Check each line of the listing for the word "methods" and give only the number of lines that have it.

### ENTRIES PROVIDED
(begin)
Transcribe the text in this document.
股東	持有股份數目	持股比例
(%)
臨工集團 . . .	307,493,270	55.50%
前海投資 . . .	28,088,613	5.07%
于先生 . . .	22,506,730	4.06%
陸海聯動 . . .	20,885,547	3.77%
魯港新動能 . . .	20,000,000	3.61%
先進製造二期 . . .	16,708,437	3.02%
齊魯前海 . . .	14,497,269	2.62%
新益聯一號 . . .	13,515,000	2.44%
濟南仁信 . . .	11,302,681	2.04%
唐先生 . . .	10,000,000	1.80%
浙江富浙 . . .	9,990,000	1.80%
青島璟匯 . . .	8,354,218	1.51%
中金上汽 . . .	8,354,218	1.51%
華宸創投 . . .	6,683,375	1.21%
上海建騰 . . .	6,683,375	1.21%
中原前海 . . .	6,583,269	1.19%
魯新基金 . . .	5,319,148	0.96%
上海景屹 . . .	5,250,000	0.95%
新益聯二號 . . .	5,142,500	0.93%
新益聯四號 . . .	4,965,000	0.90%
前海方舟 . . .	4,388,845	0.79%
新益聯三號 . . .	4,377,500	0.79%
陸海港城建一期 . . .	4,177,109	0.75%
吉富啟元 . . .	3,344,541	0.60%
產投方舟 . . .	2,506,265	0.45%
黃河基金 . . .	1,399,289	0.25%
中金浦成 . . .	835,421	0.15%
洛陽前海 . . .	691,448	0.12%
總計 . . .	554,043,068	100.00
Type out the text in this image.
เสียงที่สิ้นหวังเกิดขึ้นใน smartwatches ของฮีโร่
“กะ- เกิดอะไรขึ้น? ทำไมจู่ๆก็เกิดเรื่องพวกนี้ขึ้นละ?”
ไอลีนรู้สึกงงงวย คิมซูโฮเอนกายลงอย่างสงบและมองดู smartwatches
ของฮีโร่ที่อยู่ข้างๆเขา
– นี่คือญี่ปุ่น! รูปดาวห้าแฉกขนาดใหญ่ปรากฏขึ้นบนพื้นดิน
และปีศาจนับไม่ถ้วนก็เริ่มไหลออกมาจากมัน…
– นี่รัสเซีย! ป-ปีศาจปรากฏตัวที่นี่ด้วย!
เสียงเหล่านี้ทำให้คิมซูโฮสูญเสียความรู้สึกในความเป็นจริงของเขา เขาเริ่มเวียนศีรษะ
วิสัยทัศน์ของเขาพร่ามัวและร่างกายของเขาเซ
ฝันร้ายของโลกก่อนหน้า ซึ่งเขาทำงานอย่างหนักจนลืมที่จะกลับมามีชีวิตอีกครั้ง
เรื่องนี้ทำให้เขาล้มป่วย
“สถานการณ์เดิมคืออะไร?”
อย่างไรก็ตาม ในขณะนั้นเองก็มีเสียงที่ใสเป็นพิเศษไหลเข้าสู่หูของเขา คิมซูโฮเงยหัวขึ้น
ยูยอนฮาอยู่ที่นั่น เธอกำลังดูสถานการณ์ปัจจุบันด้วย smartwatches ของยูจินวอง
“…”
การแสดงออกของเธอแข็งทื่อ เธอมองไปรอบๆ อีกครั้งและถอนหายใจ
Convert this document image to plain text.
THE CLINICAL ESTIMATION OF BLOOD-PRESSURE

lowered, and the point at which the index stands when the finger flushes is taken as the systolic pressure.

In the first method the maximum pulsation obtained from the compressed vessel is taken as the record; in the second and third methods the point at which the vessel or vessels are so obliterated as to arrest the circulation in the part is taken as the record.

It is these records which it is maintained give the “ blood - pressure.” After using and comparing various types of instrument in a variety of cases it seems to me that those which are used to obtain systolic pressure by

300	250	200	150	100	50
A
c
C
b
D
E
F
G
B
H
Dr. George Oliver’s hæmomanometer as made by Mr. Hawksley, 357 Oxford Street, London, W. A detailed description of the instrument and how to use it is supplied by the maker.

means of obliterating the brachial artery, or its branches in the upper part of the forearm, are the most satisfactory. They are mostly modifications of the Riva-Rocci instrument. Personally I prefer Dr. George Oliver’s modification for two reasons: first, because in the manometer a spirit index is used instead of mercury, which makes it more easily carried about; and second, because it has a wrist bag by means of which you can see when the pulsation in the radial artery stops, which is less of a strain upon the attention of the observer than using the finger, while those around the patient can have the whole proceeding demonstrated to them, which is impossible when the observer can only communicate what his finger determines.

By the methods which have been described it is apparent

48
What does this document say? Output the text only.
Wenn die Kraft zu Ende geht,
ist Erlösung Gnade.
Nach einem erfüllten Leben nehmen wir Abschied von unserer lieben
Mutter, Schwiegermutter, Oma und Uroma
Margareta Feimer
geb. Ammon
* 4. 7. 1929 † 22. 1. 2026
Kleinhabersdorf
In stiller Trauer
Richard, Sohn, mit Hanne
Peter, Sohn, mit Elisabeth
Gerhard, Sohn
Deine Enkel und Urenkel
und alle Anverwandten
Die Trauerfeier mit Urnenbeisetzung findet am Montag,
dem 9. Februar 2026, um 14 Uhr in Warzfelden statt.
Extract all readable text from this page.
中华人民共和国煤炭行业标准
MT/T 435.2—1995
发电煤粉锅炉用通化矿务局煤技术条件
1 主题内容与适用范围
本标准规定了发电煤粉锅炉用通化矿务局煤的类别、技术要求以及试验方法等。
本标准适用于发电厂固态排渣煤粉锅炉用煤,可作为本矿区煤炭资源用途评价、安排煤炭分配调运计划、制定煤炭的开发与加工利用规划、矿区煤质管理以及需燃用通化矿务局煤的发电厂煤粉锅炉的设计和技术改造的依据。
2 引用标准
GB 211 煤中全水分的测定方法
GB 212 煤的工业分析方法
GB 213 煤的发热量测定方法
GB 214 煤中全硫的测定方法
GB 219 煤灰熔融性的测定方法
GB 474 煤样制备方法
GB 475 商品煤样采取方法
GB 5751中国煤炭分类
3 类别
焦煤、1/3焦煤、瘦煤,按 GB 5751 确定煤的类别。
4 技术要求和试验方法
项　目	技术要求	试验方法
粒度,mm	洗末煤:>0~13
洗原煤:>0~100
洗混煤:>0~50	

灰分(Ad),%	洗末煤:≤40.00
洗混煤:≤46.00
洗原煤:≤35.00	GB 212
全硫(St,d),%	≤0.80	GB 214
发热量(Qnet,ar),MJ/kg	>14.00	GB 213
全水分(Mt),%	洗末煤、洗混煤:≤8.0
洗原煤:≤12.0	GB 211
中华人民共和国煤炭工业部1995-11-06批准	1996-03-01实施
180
(end)
### EXERCISE OUTPUT
2